#### [EXERCISE]
Give the number of lines that contain the string "realmente", and nothing else.

#### [RECORDS FOR THIS TASK]
(begin)

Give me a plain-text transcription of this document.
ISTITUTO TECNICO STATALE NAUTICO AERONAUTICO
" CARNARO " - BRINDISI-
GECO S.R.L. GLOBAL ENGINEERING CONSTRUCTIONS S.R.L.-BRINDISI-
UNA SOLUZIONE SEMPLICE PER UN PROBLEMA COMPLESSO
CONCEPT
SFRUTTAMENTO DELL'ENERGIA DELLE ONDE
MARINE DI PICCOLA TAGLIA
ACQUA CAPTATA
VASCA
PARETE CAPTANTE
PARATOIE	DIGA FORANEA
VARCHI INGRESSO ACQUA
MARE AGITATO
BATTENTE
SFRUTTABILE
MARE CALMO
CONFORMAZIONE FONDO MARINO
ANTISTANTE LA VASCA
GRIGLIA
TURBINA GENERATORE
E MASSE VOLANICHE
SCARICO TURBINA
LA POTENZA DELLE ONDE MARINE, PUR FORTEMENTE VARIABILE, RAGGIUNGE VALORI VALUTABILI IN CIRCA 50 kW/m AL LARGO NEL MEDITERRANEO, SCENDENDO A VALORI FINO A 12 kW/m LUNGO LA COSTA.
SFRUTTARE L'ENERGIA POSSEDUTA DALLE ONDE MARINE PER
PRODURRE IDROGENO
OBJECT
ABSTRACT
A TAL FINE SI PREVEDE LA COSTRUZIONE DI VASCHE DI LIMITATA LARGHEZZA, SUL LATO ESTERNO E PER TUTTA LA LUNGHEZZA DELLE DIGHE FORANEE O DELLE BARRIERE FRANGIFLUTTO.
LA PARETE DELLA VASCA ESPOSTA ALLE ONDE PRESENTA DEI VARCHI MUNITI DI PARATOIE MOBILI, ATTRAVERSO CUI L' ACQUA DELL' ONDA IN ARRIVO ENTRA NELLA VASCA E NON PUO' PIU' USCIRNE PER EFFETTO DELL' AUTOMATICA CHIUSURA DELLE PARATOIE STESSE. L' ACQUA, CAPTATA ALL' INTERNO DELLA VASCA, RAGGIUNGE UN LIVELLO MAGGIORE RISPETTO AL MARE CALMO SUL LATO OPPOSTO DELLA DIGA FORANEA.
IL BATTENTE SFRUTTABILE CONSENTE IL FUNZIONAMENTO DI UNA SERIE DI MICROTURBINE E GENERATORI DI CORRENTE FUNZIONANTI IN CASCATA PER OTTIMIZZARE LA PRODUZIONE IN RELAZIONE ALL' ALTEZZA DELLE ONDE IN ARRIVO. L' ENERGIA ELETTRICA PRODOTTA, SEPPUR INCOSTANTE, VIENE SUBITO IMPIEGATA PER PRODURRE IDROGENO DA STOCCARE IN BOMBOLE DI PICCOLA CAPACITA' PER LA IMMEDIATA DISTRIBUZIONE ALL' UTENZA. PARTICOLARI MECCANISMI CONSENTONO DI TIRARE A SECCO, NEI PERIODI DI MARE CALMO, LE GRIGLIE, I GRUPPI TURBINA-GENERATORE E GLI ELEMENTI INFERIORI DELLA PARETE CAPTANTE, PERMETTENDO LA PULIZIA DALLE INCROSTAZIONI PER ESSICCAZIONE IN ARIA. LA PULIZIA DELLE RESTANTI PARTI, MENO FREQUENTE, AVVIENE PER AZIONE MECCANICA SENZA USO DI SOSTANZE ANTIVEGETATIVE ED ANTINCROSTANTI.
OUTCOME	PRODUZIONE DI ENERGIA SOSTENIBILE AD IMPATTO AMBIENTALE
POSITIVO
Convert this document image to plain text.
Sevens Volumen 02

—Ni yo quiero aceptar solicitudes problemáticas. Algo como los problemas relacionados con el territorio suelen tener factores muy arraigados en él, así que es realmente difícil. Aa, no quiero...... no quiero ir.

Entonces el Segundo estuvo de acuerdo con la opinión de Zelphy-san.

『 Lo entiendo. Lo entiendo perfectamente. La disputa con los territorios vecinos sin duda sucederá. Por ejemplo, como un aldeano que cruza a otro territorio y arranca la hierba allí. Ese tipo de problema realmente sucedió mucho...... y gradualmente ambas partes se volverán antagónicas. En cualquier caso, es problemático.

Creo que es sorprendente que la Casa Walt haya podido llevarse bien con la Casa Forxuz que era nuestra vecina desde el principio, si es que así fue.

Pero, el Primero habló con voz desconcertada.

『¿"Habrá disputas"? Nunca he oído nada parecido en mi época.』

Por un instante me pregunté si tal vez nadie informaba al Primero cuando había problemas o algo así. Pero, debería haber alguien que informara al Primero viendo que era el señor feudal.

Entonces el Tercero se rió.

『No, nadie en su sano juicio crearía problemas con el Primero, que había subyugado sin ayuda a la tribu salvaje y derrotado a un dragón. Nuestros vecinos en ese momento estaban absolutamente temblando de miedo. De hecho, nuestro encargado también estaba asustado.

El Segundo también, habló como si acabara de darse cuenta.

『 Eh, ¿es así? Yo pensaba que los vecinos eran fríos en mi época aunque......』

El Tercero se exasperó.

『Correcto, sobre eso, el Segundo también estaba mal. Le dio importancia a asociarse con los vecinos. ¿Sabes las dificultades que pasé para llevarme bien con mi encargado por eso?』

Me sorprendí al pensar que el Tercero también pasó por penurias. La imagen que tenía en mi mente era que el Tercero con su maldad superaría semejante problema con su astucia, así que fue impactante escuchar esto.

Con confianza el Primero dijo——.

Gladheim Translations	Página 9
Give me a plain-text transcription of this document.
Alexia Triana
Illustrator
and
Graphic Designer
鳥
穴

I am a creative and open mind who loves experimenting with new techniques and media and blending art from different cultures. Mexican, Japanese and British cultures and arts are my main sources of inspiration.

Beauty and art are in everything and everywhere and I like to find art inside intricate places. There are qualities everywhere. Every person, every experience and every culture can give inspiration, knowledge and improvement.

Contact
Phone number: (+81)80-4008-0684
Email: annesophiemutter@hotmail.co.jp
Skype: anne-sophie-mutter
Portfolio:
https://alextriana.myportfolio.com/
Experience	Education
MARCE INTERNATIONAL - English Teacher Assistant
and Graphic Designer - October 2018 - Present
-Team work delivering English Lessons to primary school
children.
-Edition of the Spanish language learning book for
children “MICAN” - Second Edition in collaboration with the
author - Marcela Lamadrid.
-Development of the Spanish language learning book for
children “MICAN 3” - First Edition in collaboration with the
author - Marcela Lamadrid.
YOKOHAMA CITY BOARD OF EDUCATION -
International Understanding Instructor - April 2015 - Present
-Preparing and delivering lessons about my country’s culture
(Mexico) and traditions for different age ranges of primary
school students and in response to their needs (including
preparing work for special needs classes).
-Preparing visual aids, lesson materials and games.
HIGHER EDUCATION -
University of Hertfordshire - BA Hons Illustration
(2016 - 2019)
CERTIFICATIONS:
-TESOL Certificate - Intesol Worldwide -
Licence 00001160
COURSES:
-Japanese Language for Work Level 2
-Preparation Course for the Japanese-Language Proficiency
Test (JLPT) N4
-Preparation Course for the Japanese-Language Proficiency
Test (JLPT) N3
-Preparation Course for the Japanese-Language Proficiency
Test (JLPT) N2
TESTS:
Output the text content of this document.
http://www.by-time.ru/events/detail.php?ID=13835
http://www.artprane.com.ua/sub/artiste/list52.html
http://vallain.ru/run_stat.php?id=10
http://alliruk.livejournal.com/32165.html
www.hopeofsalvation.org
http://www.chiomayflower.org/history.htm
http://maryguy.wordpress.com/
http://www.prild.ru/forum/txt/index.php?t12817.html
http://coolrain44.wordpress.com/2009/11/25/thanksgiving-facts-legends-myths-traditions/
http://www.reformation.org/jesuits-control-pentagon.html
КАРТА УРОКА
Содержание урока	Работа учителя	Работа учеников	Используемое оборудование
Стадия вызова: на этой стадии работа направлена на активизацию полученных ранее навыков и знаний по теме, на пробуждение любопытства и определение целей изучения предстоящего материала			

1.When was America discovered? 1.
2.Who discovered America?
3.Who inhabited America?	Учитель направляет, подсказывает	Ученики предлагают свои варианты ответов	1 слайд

(end)

#### [SOLUTION TO THIS TASK]
2